■ Aim of the task: Repeat the lines from the one containing "Serialize everything readable" through the last line of the data, exactly, pictures omitted.

■ Data rows:
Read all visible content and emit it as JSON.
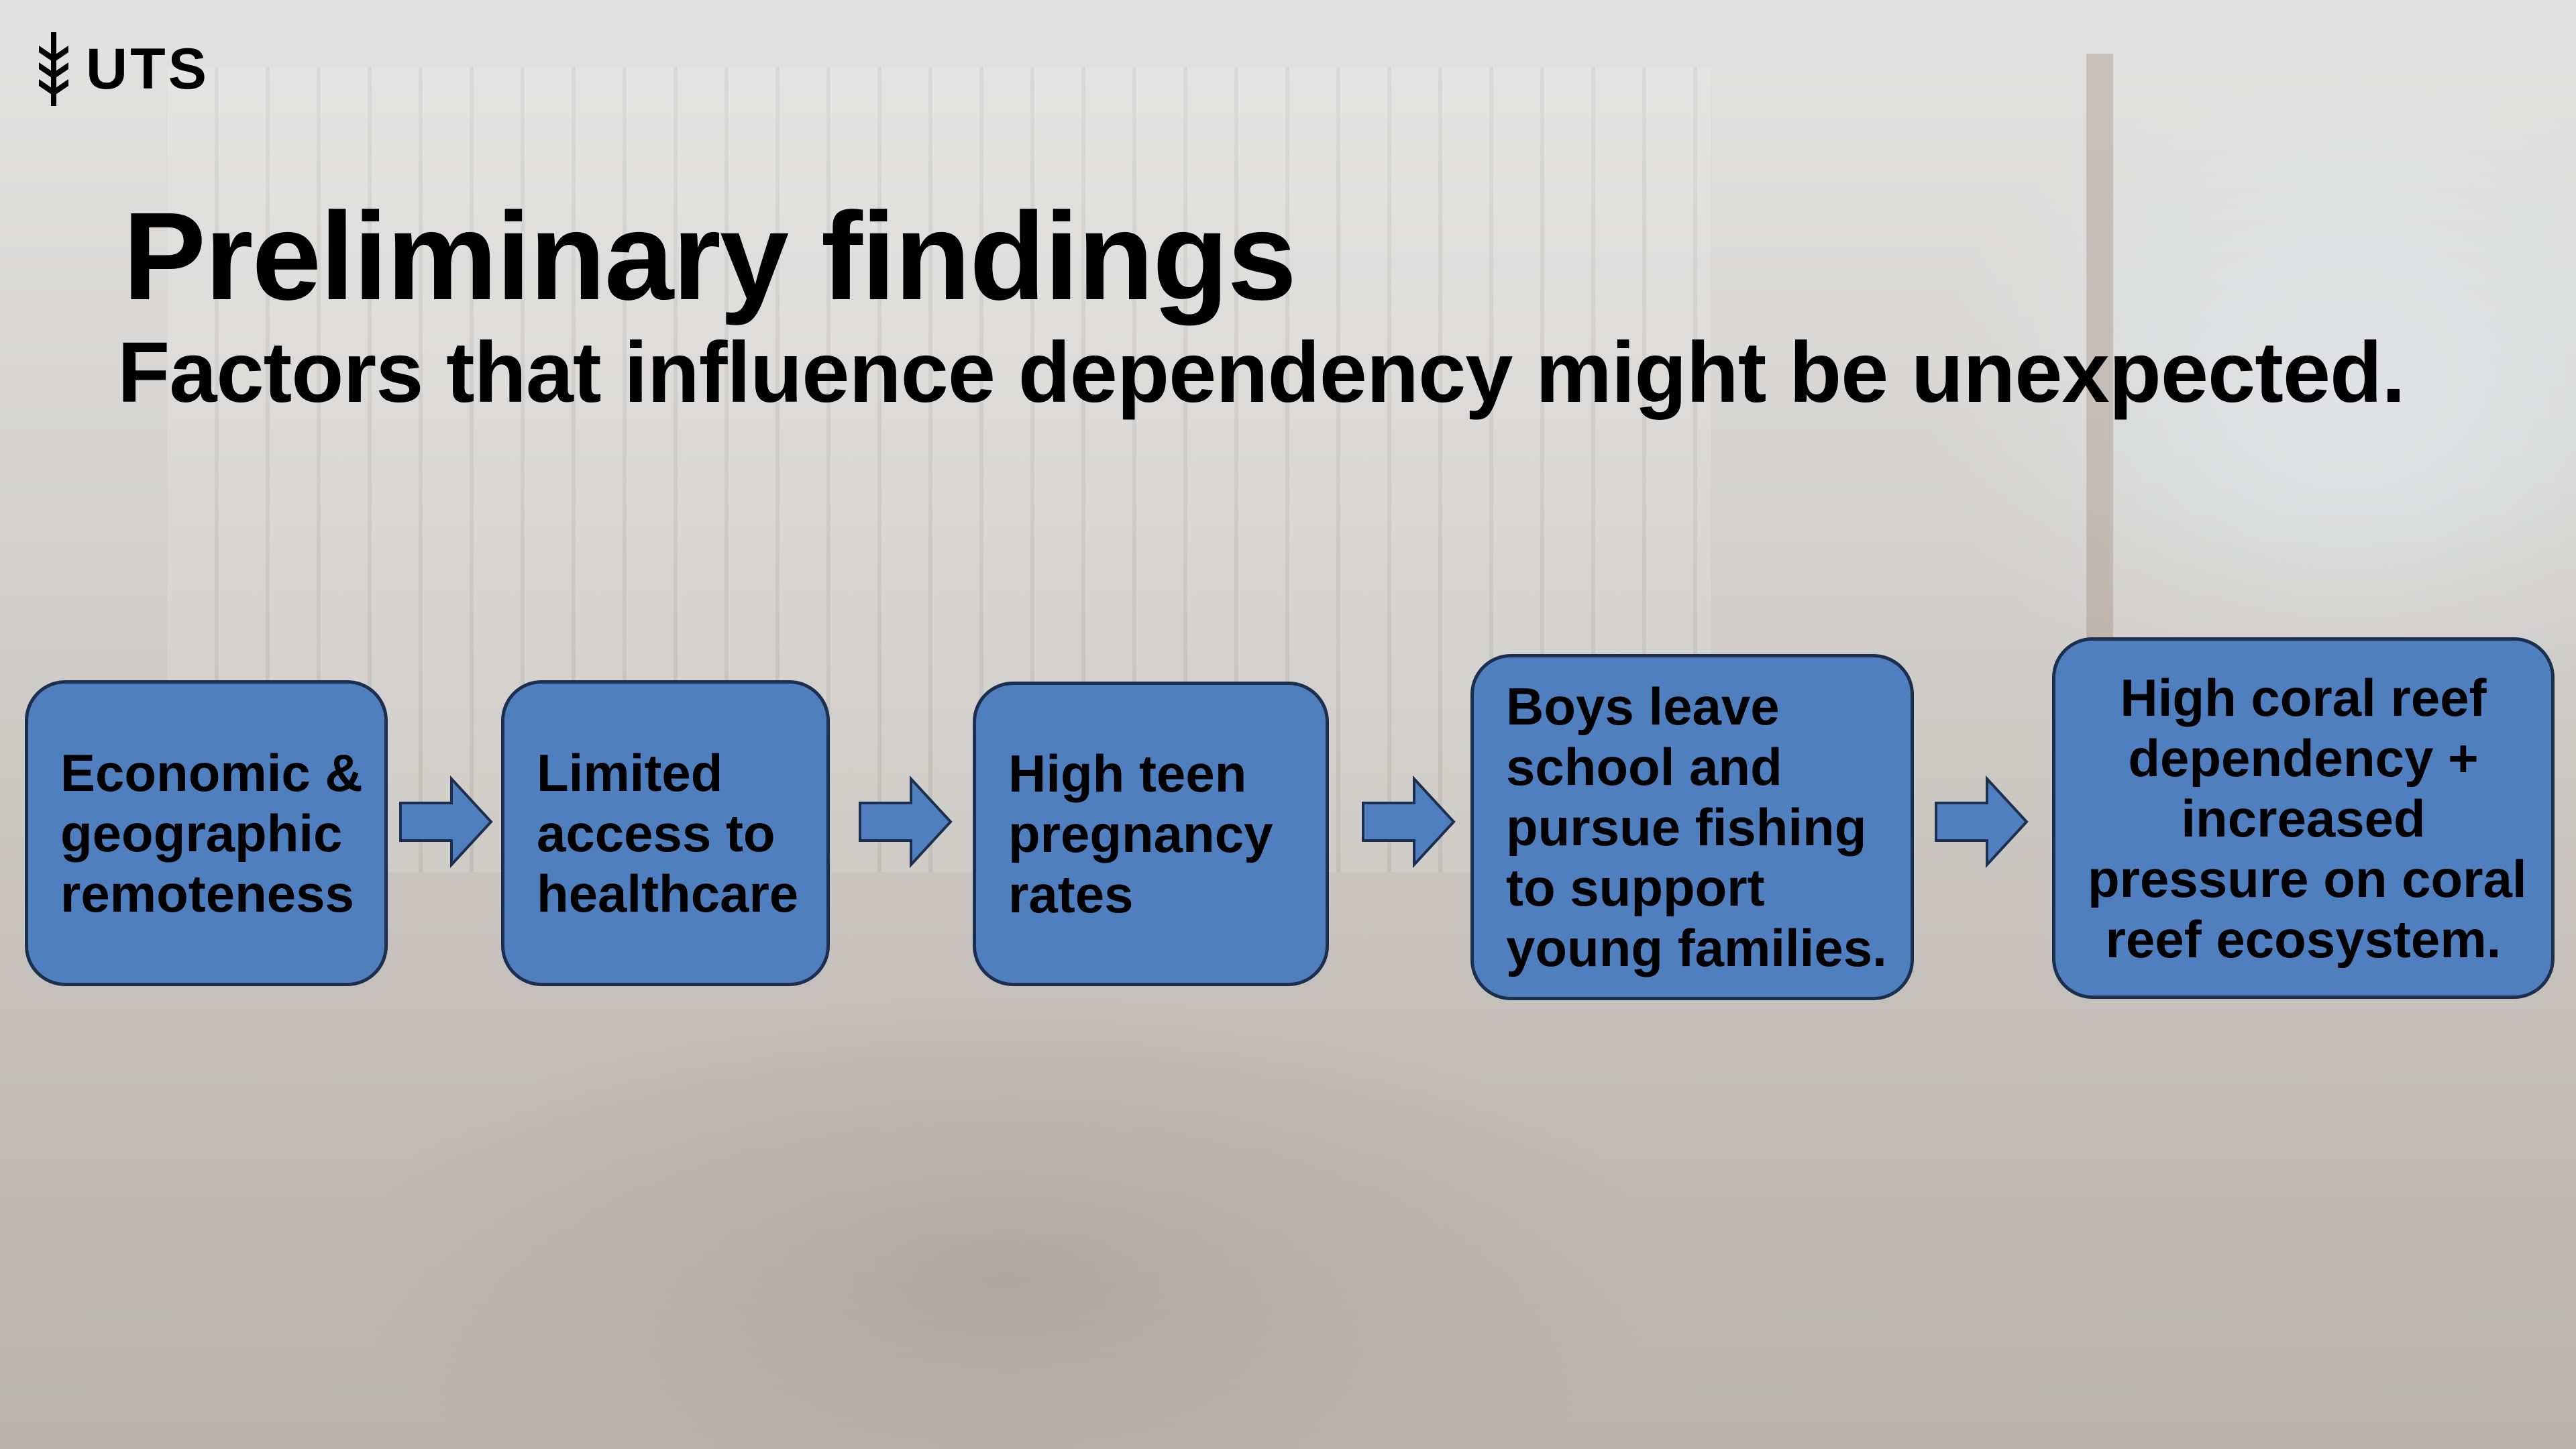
{
  "header": {
    "logo": "UTS"
  },
  "title": "Preliminary findings",
  "subtitle": "Factors that influence dependency might be unexpected.",
  "nodes": [
    {
      "lines": [
        "Economic &",
        "geographic",
        "remoteness"
      ]
    },
    {
      "lines": [
        "Limited",
        "access to",
        "healthcare"
      ]
    },
    {
      "lines": [
        "High teen",
        "pregnancy",
        "rates"
      ]
    },
    {
      "lines": [
        "Boys leave",
        "school and",
        "pursue fishing",
        "to support",
        "young families."
      ]
    },
    {
      "lines": [
        "High coral reef",
        "dependency +",
        "increased",
        "pressure on coral",
        "reef ecosystem."
      ]
    }
  ]
}
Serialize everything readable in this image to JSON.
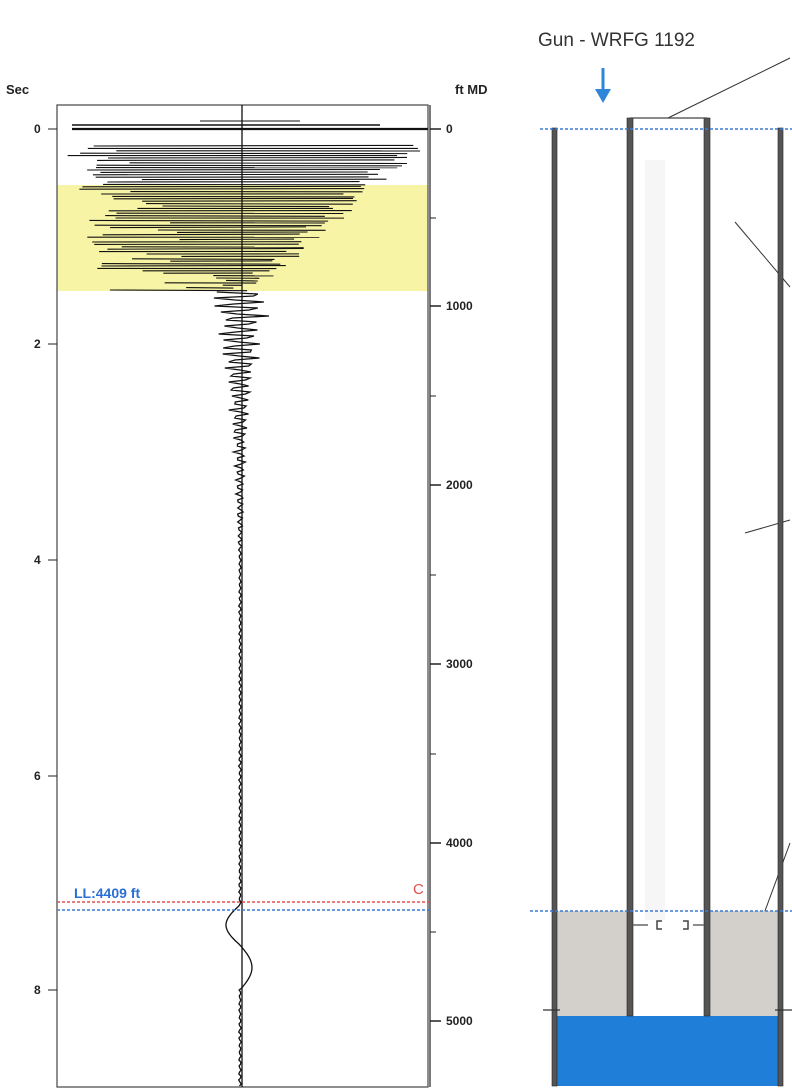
{
  "log_panel": {
    "left_axis_title": "Sec",
    "right_axis_title": "ft MD",
    "left_ticks": [
      "0",
      "2",
      "4",
      "6",
      "8"
    ],
    "right_ticks": [
      "0",
      "1000",
      "2000",
      "3000",
      "4000",
      "5000"
    ],
    "liquid_level_label": "LL:4409 ft",
    "marker_letter": "C",
    "highlight_color": "#f7f4a6",
    "liquid_level_line_color": "#3a7bd5",
    "reference_line_color": "#e05050"
  },
  "well_diagram": {
    "gun_label": "Gun - WRFG 1192",
    "gun_arrow_color": "#2f86d6",
    "fluid_color": "#d3cfca",
    "water_color": "#1f7fd8"
  }
}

■ Written answer:
Serialize everything readable in this image to JSON.
{
  "log_panel": {
    "left_axis_title": "Sec",
    "right_axis_title": "ft MD",
    "left_ticks": [
      "0",
      "2",
      "4",
      "6",
      "8"
    ],
    "right_ticks": [
      "0",
      "1000",
      "2000",
      "3000",
      "4000",
      "5000"
    ],
    "liquid_level_label": "LL:4409 ft",
    "marker_letter": "C",
    "highlight_color": "#f7f4a6",
    "liquid_level_line_color": "#3a7bd5",
    "reference_line_color": "#e05050"
  },
  "well_diagram": {
    "gun_label": "Gun - WRFG 1192",
    "gun_arrow_color": "#2f86d6",
    "fluid_color": "#d3cfca",
    "water_color": "#1f7fd8"
  }
}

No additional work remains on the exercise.